[Stored dataset items]
--------------------

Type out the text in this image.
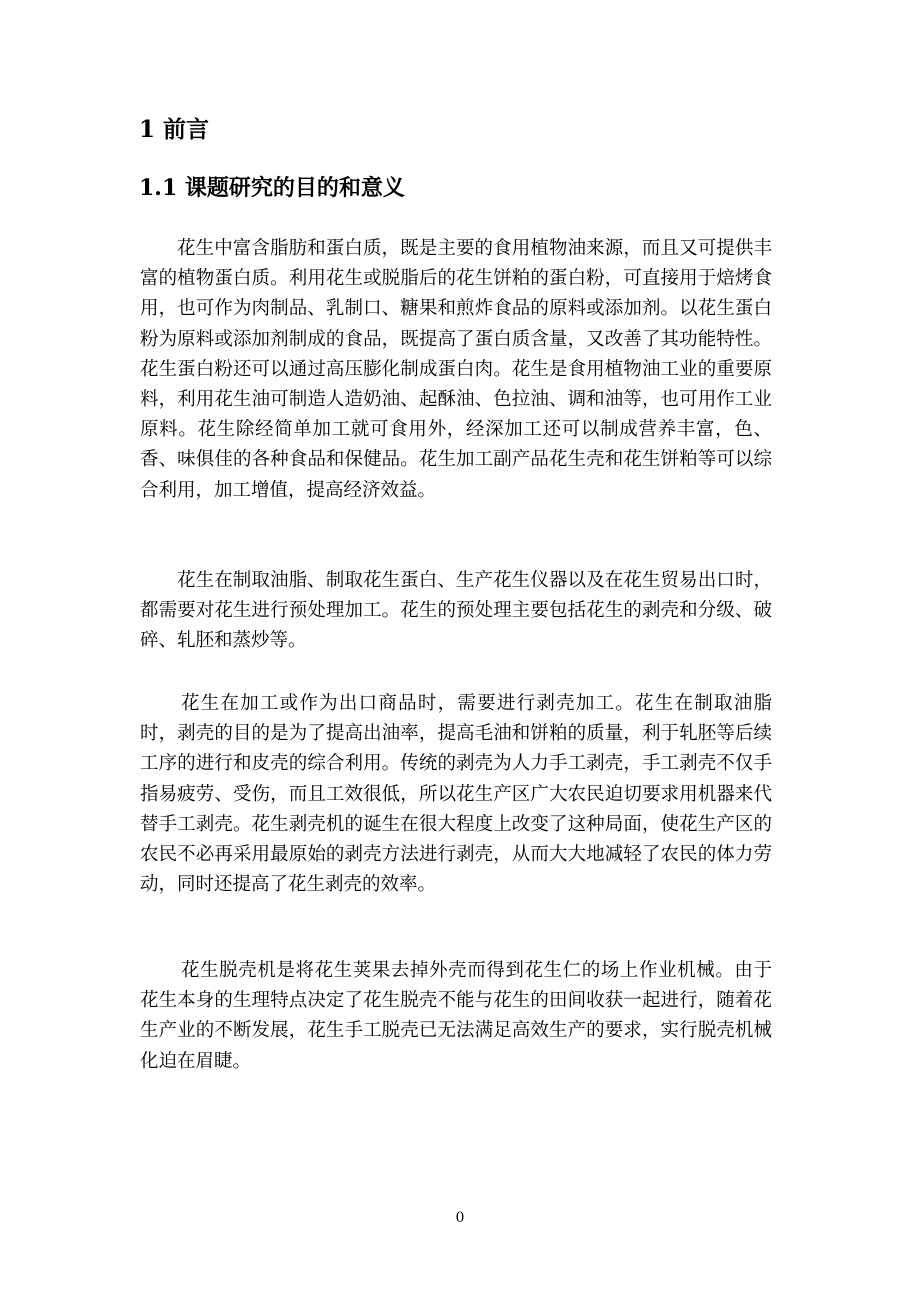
1 前言
1.1 课题研究的目的和意义

花生中富含脂肪和蛋白质，既是主要的食用植物油来源，而且又可提供丰富的植物蛋白质。利用花生或脱脂后的花生饼粕的蛋白粉，可直接用于焙烤食用，也可作为肉制品、乳制口、糖果和煎炸食品的原料或添加剂。以花生蛋白粉为原料或添加剂制成的食品，既提高了蛋白质含量，又改善了其功能特性。花生蛋白粉还可以通过高压膨化制成蛋白肉。花生是食用植物油工业的重要原料，利用花生油可制造人造奶油、起酥油、色拉油、调和油等，也可用作工业原料。花生除经简单加工就可食用外，经深加工还可以制成营养丰富，色、香、味俱佳的各种食品和保健品。花生加工副产品花生壳和花生饼粕等可以综合利用，加工增值，提高经济效益。

花生在制取油脂、制取花生蛋白、生产花生仪器以及在花生贸易出口时，都需要对花生进行预处理加工。花生的预处理主要包括花生的剥壳和分级、破碎、轧胚和蒸炒等。

花生在加工或作为出口商品时，需要进行剥壳加工。花生在制取油脂时，剥壳的目的是为了提高出油率，提高毛油和饼粕的质量，利于轧胚等后续工序的进行和皮壳的综合利用。传统的剥壳为人力手工剥壳，手工剥壳不仅手指易疲劳、受伤，而且工效很低，所以花生产区广大农民迫切要求用机器来代替手工剥壳。花生剥壳机的诞生在很大程度上改变了这种局面，使花生产区的农民不必再采用最原始的剥壳方法进行剥壳，从而大大地减轻了农民的体力劳动，同时还提高了花生剥壳的效率。

花生脱壳机是将花生荚果去掉外壳而得到花生仁的场上作业机械。由于花生本身的生理特点决定了花生脱壳不能与花生的田间收获一起进行，随着花生产业的不断发展，花生手工脱壳已无法满足高效生产的要求，实行脱壳机械化迫在眉睫。

0
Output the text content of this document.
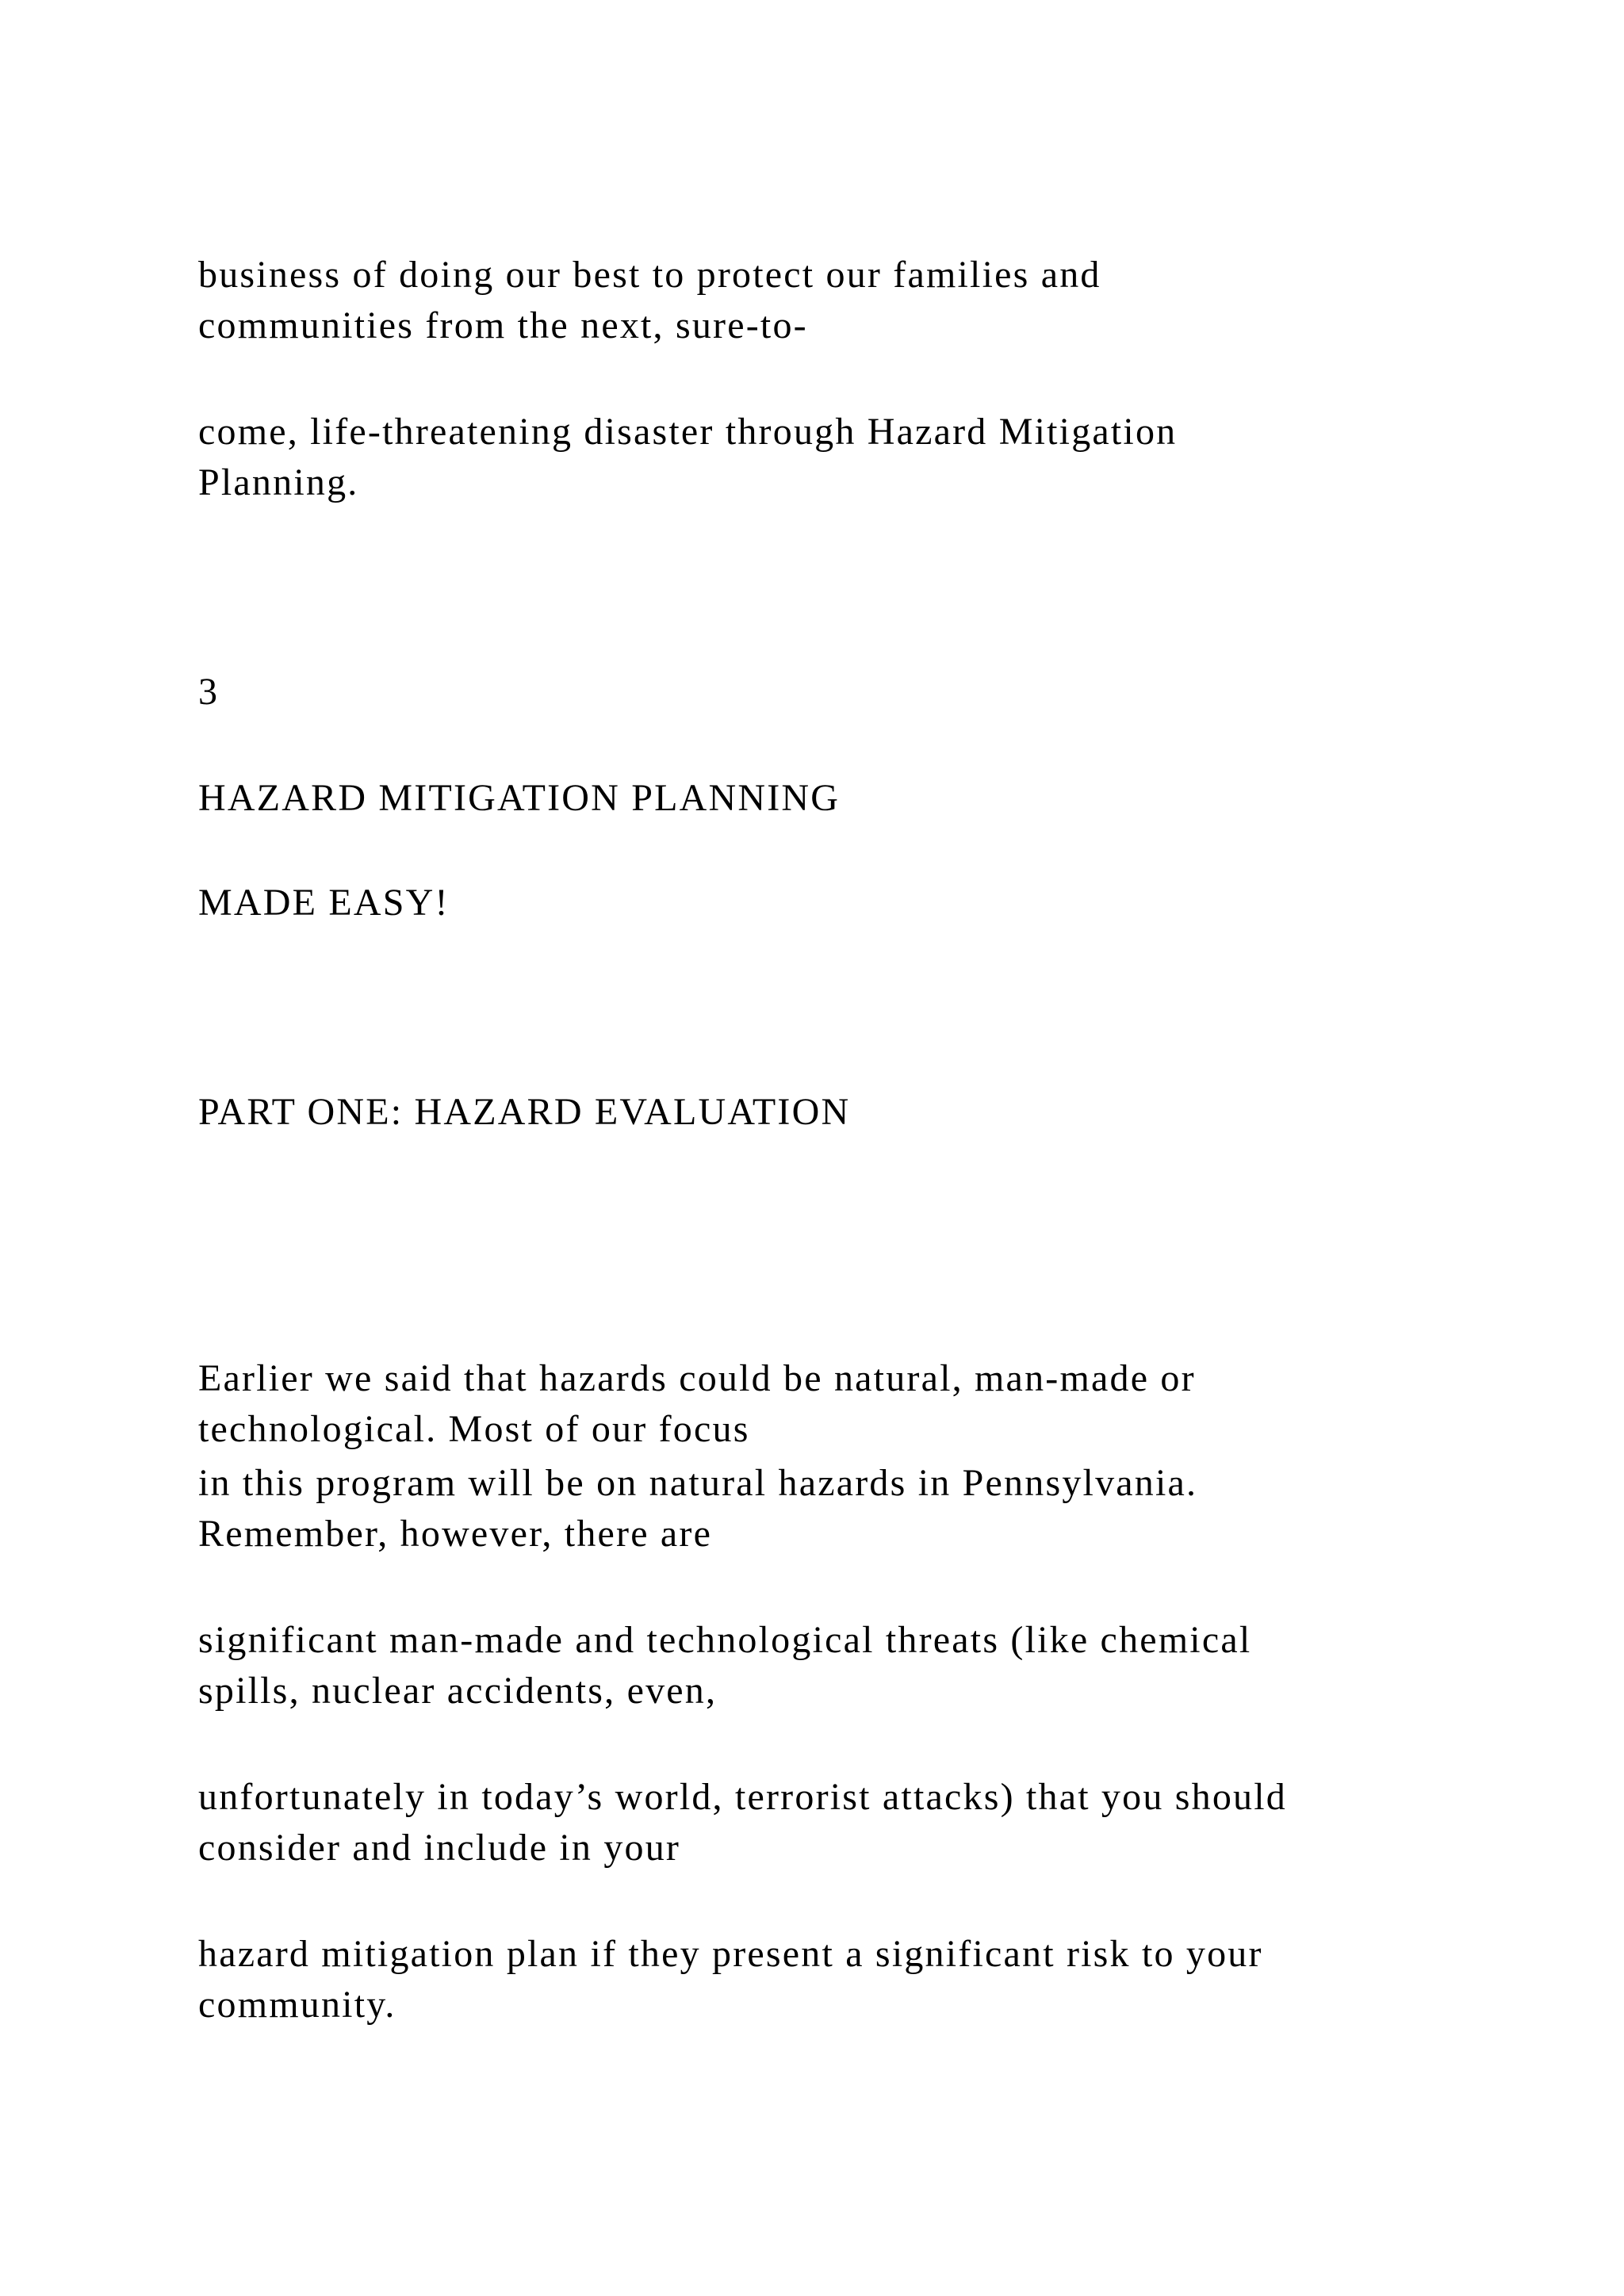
business of doing our best to protect our families and

communities from the next, sure-to-

come, life-threatening disaster through Hazard Mitigation

Planning.

3

HAZARD MITIGATION PLANNING

MADE EASY!

PART ONE: HAZARD EVALUATION

Earlier we said that hazards could be natural, man-made or

technological. Most of our focus

in this program will be on natural hazards in Pennsylvania.

Remember, however, there are

significant man-made and technological threats (like chemical

spills, nuclear accidents, even,

unfortunately in today’s world, terrorist attacks) that you should

consider and include in your

hazard mitigation plan if they present a significant risk to your

community.
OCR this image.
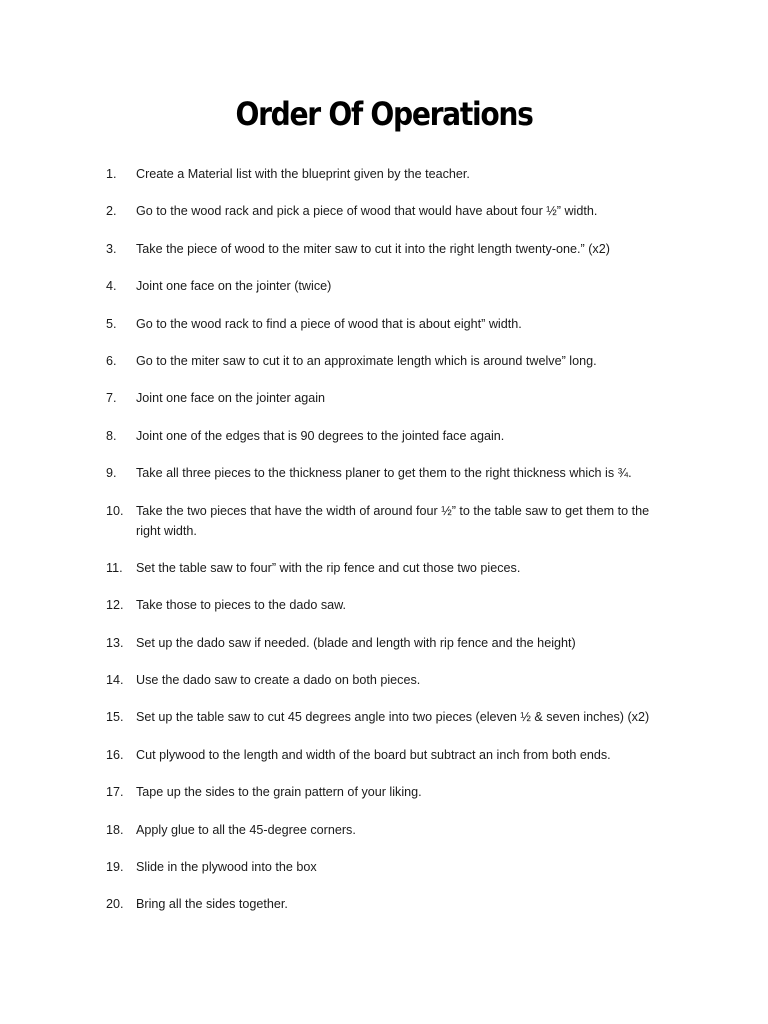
Order Of Operations
1.	Create a Material list with the blueprint given by the teacher.
2.	Go to the wood rack and pick a piece of wood that would have about four ½” width.
3.	Take the piece of wood to the miter saw to cut it into the right length twenty-one.” (x2)
4.	Joint one face on the jointer (twice)
5.	Go to the wood rack to find a piece of wood that is about eight” width.
6.	Go to the miter saw to cut it to an approximate length which is around twelve” long.
7.	Joint one face on the jointer again
8.	Joint one of the edges that is 90 degrees to the jointed face again.
9.	Take all three pieces to the thickness planer to get them to the right thickness which is ¾.
10. Take the two pieces that have the width of around four ½” to the table saw to get them to the right width.
11.	Set the table saw to four” with the rip fence and cut those two pieces.
12. Take those to pieces to the dado saw.
13. Set up the dado saw if needed. (blade and length with rip fence and the height)
14. Use the dado saw to create a dado on both pieces.
15. Set up the table saw to cut 45 degrees angle into two pieces (eleven ½ & seven inches) (x2)
16. Cut plywood to the length and width of the board but subtract an inch from both ends.
17. Tape up the sides to the grain pattern of your liking.
18. Apply glue to all the 45-degree corners.
19. Slide in the plywood into the box
20. Bring all the sides together.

--------------------

§ **DIRECTIONS**: Strip out the images, then output the records above word for word.

§ **ANSWER TO THE TASK**:
Type out the text in this image.
1 前言
1.1 课题研究的目的和意义

花生中富含脂肪和蛋白质，既是主要的食用植物油来源，而且又可提供丰富的植物蛋白质。利用花生或脱脂后的花生饼粕的蛋白粉，可直接用于焙烤食用，也可作为肉制品、乳制口、糖果和煎炸食品的原料或添加剂。以花生蛋白粉为原料或添加剂制成的食品，既提高了蛋白质含量，又改善了其功能特性。花生蛋白粉还可以通过高压膨化制成蛋白肉。花生是食用植物油工业的重要原料，利用花生油可制造人造奶油、起酥油、色拉油、调和油等，也可用作工业原料。花生除经简单加工就可食用外，经深加工还可以制成营养丰富，色、香、味俱佳的各种食品和保健品。花生加工副产品花生壳和花生饼粕等可以综合利用，加工增值，提高经济效益。

花生在制取油脂、制取花生蛋白、生产花生仪器以及在花生贸易出口时，都需要对花生进行预处理加工。花生的预处理主要包括花生的剥壳和分级、破碎、轧胚和蒸炒等。

花生在加工或作为出口商品时，需要进行剥壳加工。花生在制取油脂时，剥壳的目的是为了提高出油率，提高毛油和饼粕的质量，利于轧胚等后续工序的进行和皮壳的综合利用。传统的剥壳为人力手工剥壳，手工剥壳不仅手指易疲劳、受伤，而且工效很低，所以花生产区广大农民迫切要求用机器来代替手工剥壳。花生剥壳机的诞生在很大程度上改变了这种局面，使花生产区的农民不必再采用最原始的剥壳方法进行剥壳，从而大大地减轻了农民的体力劳动，同时还提高了花生剥壳的效率。

花生脱壳机是将花生荚果去掉外壳而得到花生仁的场上作业机械。由于花生本身的生理特点决定了花生脱壳不能与花生的田间收获一起进行，随着花生产业的不断发展，花生手工脱壳已无法满足高效生产的要求，实行脱壳机械化迫在眉睫。

0
Output the text content of this document.
business of doing our best to protect our families and

communities from the next, sure-to-

come, life-threatening disaster through Hazard Mitigation

Planning.

3

HAZARD MITIGATION PLANNING

MADE EASY!

PART ONE: HAZARD EVALUATION

Earlier we said that hazards could be natural, man-made or

technological. Most of our focus

in this program will be on natural hazards in Pennsylvania.

Remember, however, there are

significant man-made and technological threats (like chemical

spills, nuclear accidents, even,

unfortunately in today’s world, terrorist attacks) that you should

consider and include in your

hazard mitigation plan if they present a significant risk to your

community.
OCR this image.
Order Of Operations
1.	Create a Material list with the blueprint given by the teacher.
2.	Go to the wood rack and pick a piece of wood that would have about four ½” width.
3.	Take the piece of wood to the miter saw to cut it into the right length twenty-one.” (x2)
4.	Joint one face on the jointer (twice)
5.	Go to the wood rack to find a piece of wood that is about eight” width.
6.	Go to the miter saw to cut it to an approximate length which is around twelve” long.
7.	Joint one face on the jointer again
8.	Joint one of the edges that is 90 degrees to the jointed face again.
9.	Take all three pieces to the thickness planer to get them to the right thickness which is ¾.
10. Take the two pieces that have the width of around four ½” to the table saw to get them to the right width.
11.	Set the table saw to four” with the rip fence and cut those two pieces.
12. Take those to pieces to the dado saw.
13. Set up the dado saw if needed. (blade and length with rip fence and the height)
14. Use the dado saw to create a dado on both pieces.
15. Set up the table saw to cut 45 degrees angle into two pieces (eleven ½ & seven inches) (x2)
16. Cut plywood to the length and width of the board but subtract an inch from both ends.
17. Tape up the sides to the grain pattern of your liking.
18. Apply glue to all the 45-degree corners.
19. Slide in the plywood into the box
20. Bring all the sides together.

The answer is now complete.